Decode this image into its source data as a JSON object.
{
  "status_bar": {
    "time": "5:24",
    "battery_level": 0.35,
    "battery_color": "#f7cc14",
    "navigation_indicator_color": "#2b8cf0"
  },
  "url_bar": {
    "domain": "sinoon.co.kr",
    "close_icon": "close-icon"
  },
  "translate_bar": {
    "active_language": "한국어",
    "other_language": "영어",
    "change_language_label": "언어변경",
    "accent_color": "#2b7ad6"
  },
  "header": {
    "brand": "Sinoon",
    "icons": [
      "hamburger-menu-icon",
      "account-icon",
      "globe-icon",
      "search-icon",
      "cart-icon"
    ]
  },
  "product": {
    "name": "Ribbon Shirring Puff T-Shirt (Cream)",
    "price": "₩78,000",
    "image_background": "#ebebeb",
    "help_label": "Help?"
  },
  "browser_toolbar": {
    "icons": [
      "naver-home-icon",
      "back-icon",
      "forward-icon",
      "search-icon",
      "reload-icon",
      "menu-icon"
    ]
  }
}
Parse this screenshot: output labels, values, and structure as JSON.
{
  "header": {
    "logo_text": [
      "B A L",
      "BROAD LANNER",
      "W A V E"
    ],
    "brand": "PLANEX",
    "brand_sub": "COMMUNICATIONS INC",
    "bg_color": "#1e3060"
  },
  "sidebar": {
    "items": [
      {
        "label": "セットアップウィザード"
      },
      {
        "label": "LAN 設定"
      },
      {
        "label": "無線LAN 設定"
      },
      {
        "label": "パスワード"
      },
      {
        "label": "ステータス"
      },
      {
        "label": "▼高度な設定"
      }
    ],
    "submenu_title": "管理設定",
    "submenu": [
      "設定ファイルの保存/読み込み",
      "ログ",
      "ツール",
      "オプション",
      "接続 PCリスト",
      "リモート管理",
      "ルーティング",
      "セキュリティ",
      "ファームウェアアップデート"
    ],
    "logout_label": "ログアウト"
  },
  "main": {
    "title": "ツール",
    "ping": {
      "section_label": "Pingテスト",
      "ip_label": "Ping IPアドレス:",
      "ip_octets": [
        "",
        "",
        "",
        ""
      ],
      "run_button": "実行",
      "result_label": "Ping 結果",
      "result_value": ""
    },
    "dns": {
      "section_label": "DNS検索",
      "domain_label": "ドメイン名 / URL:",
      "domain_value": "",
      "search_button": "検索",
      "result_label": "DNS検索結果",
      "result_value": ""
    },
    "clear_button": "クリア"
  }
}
..............................
◆ Work to complete: Quote the entire listing above exactly.

◆ Exercise response:
Decode this image into its source data as a JSON object.
{
  "status_bar": {
    "time": "5:24",
    "battery_level": 0.35,
    "battery_color": "#f7cc14",
    "navigation_indicator_color": "#2b8cf0"
  },
  "url_bar": {
    "domain": "sinoon.co.kr",
    "close_icon": "close-icon"
  },
  "translate_bar": {
    "active_language": "한국어",
    "other_language": "영어",
    "change_language_label": "언어변경",
    "accent_color": "#2b7ad6"
  },
  "header": {
    "brand": "Sinoon",
    "icons": [
      "hamburger-menu-icon",
      "account-icon",
      "globe-icon",
      "search-icon",
      "cart-icon"
    ]
  },
  "product": {
    "name": "Ribbon Shirring Puff T-Shirt (Cream)",
    "price": "₩78,000",
    "image_background": "#ebebeb",
    "help_label": "Help?"
  },
  "browser_toolbar": {
    "icons": [
      "naver-home-icon",
      "back-icon",
      "forward-icon",
      "search-icon",
      "reload-icon",
      "menu-icon"
    ]
  }
}
Parse this screenshot: output labels, values, and structure as JSON.
{
  "header": {
    "logo_text": [
      "B A L",
      "BROAD LANNER",
      "W A V E"
    ],
    "brand": "PLANEX",
    "brand_sub": "COMMUNICATIONS INC",
    "bg_color": "#1e3060"
  },
  "sidebar": {
    "items": [
      {
        "label": "セットアップウィザード"
      },
      {
        "label": "LAN 設定"
      },
      {
        "label": "無線LAN 設定"
      },
      {
        "label": "パスワード"
      },
      {
        "label": "ステータス"
      },
      {
        "label": "▼高度な設定"
      }
    ],
    "submenu_title": "管理設定",
    "submenu": [
      "設定ファイルの保存/読み込み",
      "ログ",
      "ツール",
      "オプション",
      "接続 PCリスト",
      "リモート管理",
      "ルーティング",
      "セキュリティ",
      "ファームウェアアップデート"
    ],
    "logout_label": "ログアウト"
  },
  "main": {
    "title": "ツール",
    "ping": {
      "section_label": "Pingテスト",
      "ip_label": "Ping IPアドレス:",
      "ip_octets": [
        "",
        "",
        "",
        ""
      ],
      "run_button": "実行",
      "result_label": "Ping 結果",
      "result_value": ""
    },
    "dns": {
      "section_label": "DNS検索",
      "domain_label": "ドメイン名 / URL:",
      "domain_value": "",
      "search_button": "検索",
      "result_label": "DNS検索結果",
      "result_value": ""
    },
    "clear_button": "クリア"
  }
}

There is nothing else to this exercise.